Job:
Extract all of the entries and give them again, word for word.

Input records:
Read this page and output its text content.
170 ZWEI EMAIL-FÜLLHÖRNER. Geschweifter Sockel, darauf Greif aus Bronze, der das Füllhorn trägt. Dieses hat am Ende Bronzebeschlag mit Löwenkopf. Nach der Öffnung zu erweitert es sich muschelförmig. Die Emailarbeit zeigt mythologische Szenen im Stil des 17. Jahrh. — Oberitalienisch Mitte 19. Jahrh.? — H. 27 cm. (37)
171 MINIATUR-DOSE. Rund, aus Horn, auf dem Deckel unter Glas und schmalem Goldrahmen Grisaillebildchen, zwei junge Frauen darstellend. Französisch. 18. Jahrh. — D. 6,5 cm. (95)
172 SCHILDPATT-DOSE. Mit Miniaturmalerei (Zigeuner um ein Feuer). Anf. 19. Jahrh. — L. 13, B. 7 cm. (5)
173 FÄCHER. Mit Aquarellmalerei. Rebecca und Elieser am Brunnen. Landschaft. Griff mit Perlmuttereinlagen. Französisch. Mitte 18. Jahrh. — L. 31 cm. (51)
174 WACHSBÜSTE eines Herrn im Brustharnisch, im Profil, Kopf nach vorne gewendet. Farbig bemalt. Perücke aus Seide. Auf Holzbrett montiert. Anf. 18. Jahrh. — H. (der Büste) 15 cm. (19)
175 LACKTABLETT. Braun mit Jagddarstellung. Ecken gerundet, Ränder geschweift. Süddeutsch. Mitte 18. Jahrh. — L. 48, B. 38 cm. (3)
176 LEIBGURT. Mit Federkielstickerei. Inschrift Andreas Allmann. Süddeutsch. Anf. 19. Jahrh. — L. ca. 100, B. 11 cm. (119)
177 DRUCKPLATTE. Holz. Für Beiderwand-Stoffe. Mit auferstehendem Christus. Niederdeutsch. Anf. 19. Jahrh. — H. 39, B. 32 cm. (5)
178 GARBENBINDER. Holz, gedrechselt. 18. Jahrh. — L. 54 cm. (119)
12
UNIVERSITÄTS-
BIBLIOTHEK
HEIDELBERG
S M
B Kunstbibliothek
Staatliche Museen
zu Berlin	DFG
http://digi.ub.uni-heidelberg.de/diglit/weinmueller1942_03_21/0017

Answer in full:
Read this page and output its text content.
170 ZWEI EMAIL-FÜLLHÖRNER. Geschweifter Sockel, darauf Greif aus Bronze, der das Füllhorn trägt. Dieses hat am Ende Bronzebeschlag mit Löwenkopf. Nach der Öffnung zu erweitert es sich muschelförmig. Die Emailarbeit zeigt mythologische Szenen im Stil des 17. Jahrh. — Oberitalienisch Mitte 19. Jahrh.? — H. 27 cm. (37)
171 MINIATUR-DOSE. Rund, aus Horn, auf dem Deckel unter Glas und schmalem Goldrahmen Grisaillebildchen, zwei junge Frauen darstellend. Französisch. 18. Jahrh. — D. 6,5 cm. (95)
172 SCHILDPATT-DOSE. Mit Miniaturmalerei (Zigeuner um ein Feuer). Anf. 19. Jahrh. — L. 13, B. 7 cm. (5)
173 FÄCHER. Mit Aquarellmalerei. Rebecca und Elieser am Brunnen. Landschaft. Griff mit Perlmuttereinlagen. Französisch. Mitte 18. Jahrh. — L. 31 cm. (51)
174 WACHSBÜSTE eines Herrn im Brustharnisch, im Profil, Kopf nach vorne gewendet. Farbig bemalt. Perücke aus Seide. Auf Holzbrett montiert. Anf. 18. Jahrh. — H. (der Büste) 15 cm. (19)
175 LACKTABLETT. Braun mit Jagddarstellung. Ecken gerundet, Ränder geschweift. Süddeutsch. Mitte 18. Jahrh. — L. 48, B. 38 cm. (3)
176 LEIBGURT. Mit Federkielstickerei. Inschrift Andreas Allmann. Süddeutsch. Anf. 19. Jahrh. — L. ca. 100, B. 11 cm. (119)
177 DRUCKPLATTE. Holz. Für Beiderwand-Stoffe. Mit auferstehendem Christus. Niederdeutsch. Anf. 19. Jahrh. — H. 39, B. 32 cm. (5)
178 GARBENBINDER. Holz, gedrechselt. 18. Jahrh. — L. 54 cm. (119)
12
UNIVERSITÄTS-
BIBLIOTHEK
HEIDELBERG
S M
B Kunstbibliothek
Staatliche Museen
zu Berlin	DFG
http://digi.ub.uni-heidelberg.de/diglit/weinmueller1942_03_21/0017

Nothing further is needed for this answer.